• Aim: Return the records, each one exactly as written.

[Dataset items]
--- begin ---
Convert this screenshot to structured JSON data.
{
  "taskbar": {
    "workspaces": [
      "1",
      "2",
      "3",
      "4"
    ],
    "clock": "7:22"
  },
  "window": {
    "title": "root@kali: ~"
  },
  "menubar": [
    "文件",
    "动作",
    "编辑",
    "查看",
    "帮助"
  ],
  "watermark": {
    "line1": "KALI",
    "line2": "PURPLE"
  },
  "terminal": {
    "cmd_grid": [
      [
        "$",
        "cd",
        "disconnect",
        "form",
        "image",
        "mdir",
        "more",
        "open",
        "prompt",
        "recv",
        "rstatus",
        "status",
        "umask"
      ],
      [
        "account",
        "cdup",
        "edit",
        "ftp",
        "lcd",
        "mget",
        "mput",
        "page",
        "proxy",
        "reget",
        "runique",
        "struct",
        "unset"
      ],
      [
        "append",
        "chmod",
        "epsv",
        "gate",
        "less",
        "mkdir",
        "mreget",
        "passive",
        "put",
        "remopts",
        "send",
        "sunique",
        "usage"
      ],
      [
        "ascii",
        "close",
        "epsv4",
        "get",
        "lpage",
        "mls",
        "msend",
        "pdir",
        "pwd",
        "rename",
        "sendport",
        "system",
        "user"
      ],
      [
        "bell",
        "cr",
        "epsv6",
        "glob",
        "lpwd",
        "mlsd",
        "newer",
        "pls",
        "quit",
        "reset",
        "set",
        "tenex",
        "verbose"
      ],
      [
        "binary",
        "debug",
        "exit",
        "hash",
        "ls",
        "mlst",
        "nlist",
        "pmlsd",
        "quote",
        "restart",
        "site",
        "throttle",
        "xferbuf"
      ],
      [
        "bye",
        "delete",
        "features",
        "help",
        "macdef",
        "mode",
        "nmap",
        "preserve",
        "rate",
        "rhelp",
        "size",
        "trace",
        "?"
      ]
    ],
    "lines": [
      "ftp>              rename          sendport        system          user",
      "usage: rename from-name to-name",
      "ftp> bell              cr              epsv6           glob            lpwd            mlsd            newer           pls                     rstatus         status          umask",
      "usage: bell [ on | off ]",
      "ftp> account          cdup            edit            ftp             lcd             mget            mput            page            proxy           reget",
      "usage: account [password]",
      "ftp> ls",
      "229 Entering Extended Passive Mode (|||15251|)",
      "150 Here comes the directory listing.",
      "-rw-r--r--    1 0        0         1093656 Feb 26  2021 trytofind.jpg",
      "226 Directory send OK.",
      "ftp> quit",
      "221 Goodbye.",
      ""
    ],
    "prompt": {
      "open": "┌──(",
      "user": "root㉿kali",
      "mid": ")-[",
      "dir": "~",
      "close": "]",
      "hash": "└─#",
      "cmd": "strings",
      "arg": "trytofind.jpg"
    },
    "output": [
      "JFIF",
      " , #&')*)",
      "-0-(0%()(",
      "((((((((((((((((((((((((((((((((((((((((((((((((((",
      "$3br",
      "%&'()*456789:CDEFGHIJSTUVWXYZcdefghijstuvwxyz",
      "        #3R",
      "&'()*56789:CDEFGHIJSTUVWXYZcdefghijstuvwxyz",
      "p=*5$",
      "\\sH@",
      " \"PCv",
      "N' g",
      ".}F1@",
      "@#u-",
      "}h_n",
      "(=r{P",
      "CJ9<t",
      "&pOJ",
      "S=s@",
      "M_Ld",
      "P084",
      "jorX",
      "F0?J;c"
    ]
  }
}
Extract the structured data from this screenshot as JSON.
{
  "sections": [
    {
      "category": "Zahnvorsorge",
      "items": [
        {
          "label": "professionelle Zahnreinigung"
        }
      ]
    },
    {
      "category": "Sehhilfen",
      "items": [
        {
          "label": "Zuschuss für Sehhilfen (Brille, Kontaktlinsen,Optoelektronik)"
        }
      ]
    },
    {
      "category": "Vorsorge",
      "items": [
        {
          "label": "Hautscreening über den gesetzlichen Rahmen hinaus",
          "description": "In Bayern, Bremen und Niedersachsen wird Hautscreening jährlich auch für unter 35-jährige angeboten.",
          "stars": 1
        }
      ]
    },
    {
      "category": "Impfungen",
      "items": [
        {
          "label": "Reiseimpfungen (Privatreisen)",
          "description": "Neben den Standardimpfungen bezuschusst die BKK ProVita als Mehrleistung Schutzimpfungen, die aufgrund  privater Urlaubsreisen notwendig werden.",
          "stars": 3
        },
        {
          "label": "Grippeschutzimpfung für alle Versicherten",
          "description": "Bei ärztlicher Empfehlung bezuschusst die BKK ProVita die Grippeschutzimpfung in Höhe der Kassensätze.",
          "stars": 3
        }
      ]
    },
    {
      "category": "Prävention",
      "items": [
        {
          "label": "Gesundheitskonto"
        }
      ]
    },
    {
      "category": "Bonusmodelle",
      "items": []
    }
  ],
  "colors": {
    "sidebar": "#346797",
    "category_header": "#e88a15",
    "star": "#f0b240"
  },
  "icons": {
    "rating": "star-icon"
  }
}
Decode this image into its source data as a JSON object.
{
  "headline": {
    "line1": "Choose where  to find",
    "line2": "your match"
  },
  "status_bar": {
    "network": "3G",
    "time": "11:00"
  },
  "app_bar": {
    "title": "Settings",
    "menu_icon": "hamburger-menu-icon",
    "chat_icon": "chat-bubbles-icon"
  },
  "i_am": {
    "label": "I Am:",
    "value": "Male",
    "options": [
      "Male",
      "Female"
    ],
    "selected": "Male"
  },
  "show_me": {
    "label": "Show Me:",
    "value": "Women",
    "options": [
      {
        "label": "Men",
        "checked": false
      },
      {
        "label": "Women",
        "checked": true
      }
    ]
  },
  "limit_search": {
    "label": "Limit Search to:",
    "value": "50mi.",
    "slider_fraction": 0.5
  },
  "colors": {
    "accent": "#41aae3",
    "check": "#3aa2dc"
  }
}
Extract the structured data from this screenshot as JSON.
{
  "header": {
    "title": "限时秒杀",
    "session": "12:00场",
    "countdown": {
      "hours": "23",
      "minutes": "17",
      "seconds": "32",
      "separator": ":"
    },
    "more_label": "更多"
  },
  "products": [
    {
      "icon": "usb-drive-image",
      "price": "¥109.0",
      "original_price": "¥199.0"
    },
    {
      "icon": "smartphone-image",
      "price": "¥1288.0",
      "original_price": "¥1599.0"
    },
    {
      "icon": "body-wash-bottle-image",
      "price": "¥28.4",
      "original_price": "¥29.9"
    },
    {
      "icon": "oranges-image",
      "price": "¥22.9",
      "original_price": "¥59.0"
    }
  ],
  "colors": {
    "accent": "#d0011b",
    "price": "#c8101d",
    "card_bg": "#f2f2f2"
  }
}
--- end ---
• The completed task:
Convert this screenshot to structured JSON data.
{
  "taskbar": {
    "workspaces": [
      "1",
      "2",
      "3",
      "4"
    ],
    "clock": "7:22"
  },
  "window": {
    "title": "root@kali: ~"
  },
  "menubar": [
    "文件",
    "动作",
    "编辑",
    "查看",
    "帮助"
  ],
  "watermark": {
    "line1": "KALI",
    "line2": "PURPLE"
  },
  "terminal": {
    "cmd_grid": [
      [
        "$",
        "cd",
        "disconnect",
        "form",
        "image",
        "mdir",
        "more",
        "open",
        "prompt",
        "recv",
        "rstatus",
        "status",
        "umask"
      ],
      [
        "account",
        "cdup",
        "edit",
        "ftp",
        "lcd",
        "mget",
        "mput",
        "page",
        "proxy",
        "reget",
        "runique",
        "struct",
        "unset"
      ],
      [
        "append",
        "chmod",
        "epsv",
        "gate",
        "less",
        "mkdir",
        "mreget",
        "passive",
        "put",
        "remopts",
        "send",
        "sunique",
        "usage"
      ],
      [
        "ascii",
        "close",
        "epsv4",
        "get",
        "lpage",
        "mls",
        "msend",
        "pdir",
        "pwd",
        "rename",
        "sendport",
        "system",
        "user"
      ],
      [
        "bell",
        "cr",
        "epsv6",
        "glob",
        "lpwd",
        "mlsd",
        "newer",
        "pls",
        "quit",
        "reset",
        "set",
        "tenex",
        "verbose"
      ],
      [
        "binary",
        "debug",
        "exit",
        "hash",
        "ls",
        "mlst",
        "nlist",
        "pmlsd",
        "quote",
        "restart",
        "site",
        "throttle",
        "xferbuf"
      ],
      [
        "bye",
        "delete",
        "features",
        "help",
        "macdef",
        "mode",
        "nmap",
        "preserve",
        "rate",
        "rhelp",
        "size",
        "trace",
        "?"
      ]
    ],
    "lines": [
      "ftp>              rename          sendport        system          user",
      "usage: rename from-name to-name",
      "ftp> bell              cr              epsv6           glob            lpwd            mlsd            newer           pls                     rstatus         status          umask",
      "usage: bell [ on | off ]",
      "ftp> account          cdup            edit            ftp             lcd             mget            mput            page            proxy           reget",
      "usage: account [password]",
      "ftp> ls",
      "229 Entering Extended Passive Mode (|||15251|)",
      "150 Here comes the directory listing.",
      "-rw-r--r--    1 0        0         1093656 Feb 26  2021 trytofind.jpg",
      "226 Directory send OK.",
      "ftp> quit",
      "221 Goodbye.",
      ""
    ],
    "prompt": {
      "open": "┌──(",
      "user": "root㉿kali",
      "mid": ")-[",
      "dir": "~",
      "close": "]",
      "hash": "└─#",
      "cmd": "strings",
      "arg": "trytofind.jpg"
    },
    "output": [
      "JFIF",
      " , #&')*)",
      "-0-(0%()(",
      "((((((((((((((((((((((((((((((((((((((((((((((((((",
      "$3br",
      "%&'()*456789:CDEFGHIJSTUVWXYZcdefghijstuvwxyz",
      "        #3R",
      "&'()*56789:CDEFGHIJSTUVWXYZcdefghijstuvwxyz",
      "p=*5$",
      "\\sH@",
      " \"PCv",
      "N' g",
      ".}F1@",
      "@#u-",
      "}h_n",
      "(=r{P",
      "CJ9<t",
      "&pOJ",
      "S=s@",
      "M_Ld",
      "P084",
      "jorX",
      "F0?J;c"
    ]
  }
}
Extract the structured data from this screenshot as JSON.
{
  "sections": [
    {
      "category": "Zahnvorsorge",
      "items": [
        {
          "label": "professionelle Zahnreinigung"
        }
      ]
    },
    {
      "category": "Sehhilfen",
      "items": [
        {
          "label": "Zuschuss für Sehhilfen (Brille, Kontaktlinsen,Optoelektronik)"
        }
      ]
    },
    {
      "category": "Vorsorge",
      "items": [
        {
          "label": "Hautscreening über den gesetzlichen Rahmen hinaus",
          "description": "In Bayern, Bremen und Niedersachsen wird Hautscreening jährlich auch für unter 35-jährige angeboten.",
          "stars": 1
        }
      ]
    },
    {
      "category": "Impfungen",
      "items": [
        {
          "label": "Reiseimpfungen (Privatreisen)",
          "description": "Neben den Standardimpfungen bezuschusst die BKK ProVita als Mehrleistung Schutzimpfungen, die aufgrund  privater Urlaubsreisen notwendig werden.",
          "stars": 3
        },
        {
          "label": "Grippeschutzimpfung für alle Versicherten",
          "description": "Bei ärztlicher Empfehlung bezuschusst die BKK ProVita die Grippeschutzimpfung in Höhe der Kassensätze.",
          "stars": 3
        }
      ]
    },
    {
      "category": "Prävention",
      "items": [
        {
          "label": "Gesundheitskonto"
        }
      ]
    },
    {
      "category": "Bonusmodelle",
      "items": []
    }
  ],
  "colors": {
    "sidebar": "#346797",
    "category_header": "#e88a15",
    "star": "#f0b240"
  },
  "icons": {
    "rating": "star-icon"
  }
}
Decode this image into its source data as a JSON object.
{
  "headline": {
    "line1": "Choose where  to find",
    "line2": "your match"
  },
  "status_bar": {
    "network": "3G",
    "time": "11:00"
  },
  "app_bar": {
    "title": "Settings",
    "menu_icon": "hamburger-menu-icon",
    "chat_icon": "chat-bubbles-icon"
  },
  "i_am": {
    "label": "I Am:",
    "value": "Male",
    "options": [
      "Male",
      "Female"
    ],
    "selected": "Male"
  },
  "show_me": {
    "label": "Show Me:",
    "value": "Women",
    "options": [
      {
        "label": "Men",
        "checked": false
      },
      {
        "label": "Women",
        "checked": true
      }
    ]
  },
  "limit_search": {
    "label": "Limit Search to:",
    "value": "50mi.",
    "slider_fraction": 0.5
  },
  "colors": {
    "accent": "#41aae3",
    "check": "#3aa2dc"
  }
}
Extract the structured data from this screenshot as JSON.
{
  "header": {
    "title": "限时秒杀",
    "session": "12:00场",
    "countdown": {
      "hours": "23",
      "minutes": "17",
      "seconds": "32",
      "separator": ":"
    },
    "more_label": "更多"
  },
  "products": [
    {
      "icon": "usb-drive-image",
      "price": "¥109.0",
      "original_price": "¥199.0"
    },
    {
      "icon": "smartphone-image",
      "price": "¥1288.0",
      "original_price": "¥1599.0"
    },
    {
      "icon": "body-wash-bottle-image",
      "price": "¥28.4",
      "original_price": "¥29.9"
    },
    {
      "icon": "oranges-image",
      "price": "¥22.9",
      "original_price": "¥59.0"
    }
  ],
  "colors": {
    "accent": "#d0011b",
    "price": "#c8101d",
    "card_bg": "#f2f2f2"
  }
}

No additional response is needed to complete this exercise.